Material provided -
>>>
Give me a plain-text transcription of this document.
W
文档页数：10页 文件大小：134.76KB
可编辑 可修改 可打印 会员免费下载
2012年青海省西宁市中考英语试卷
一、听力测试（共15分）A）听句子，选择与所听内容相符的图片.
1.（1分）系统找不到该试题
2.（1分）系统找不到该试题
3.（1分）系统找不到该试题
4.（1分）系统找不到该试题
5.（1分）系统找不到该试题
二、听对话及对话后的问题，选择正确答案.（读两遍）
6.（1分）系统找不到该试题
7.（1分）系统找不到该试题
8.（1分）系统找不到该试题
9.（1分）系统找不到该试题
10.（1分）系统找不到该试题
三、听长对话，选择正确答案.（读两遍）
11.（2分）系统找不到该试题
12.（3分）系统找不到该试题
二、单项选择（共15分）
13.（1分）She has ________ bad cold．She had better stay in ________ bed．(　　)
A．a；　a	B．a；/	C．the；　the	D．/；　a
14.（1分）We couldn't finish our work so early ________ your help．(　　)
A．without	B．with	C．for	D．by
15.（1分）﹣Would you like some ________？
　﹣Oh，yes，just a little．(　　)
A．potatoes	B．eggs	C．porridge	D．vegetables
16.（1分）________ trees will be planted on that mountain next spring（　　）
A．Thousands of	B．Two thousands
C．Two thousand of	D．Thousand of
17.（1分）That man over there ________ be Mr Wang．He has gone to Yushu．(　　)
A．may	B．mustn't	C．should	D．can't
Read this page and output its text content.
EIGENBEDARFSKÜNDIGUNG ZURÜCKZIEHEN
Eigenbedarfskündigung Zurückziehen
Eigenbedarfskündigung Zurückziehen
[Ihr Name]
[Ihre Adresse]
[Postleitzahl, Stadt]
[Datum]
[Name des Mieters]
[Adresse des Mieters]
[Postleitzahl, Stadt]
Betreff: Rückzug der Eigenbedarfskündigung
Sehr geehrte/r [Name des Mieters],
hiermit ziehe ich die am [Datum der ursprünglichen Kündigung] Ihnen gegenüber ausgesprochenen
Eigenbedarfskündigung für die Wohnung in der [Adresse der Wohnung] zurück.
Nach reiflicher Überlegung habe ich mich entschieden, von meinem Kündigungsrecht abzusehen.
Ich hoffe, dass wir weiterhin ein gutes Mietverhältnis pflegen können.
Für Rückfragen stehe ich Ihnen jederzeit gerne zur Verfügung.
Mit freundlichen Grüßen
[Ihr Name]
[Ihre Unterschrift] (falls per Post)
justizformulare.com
<<<
Work required -
State the number of lines holding the word "Mieters" in the listing. Add nothing else.

Task solution -
3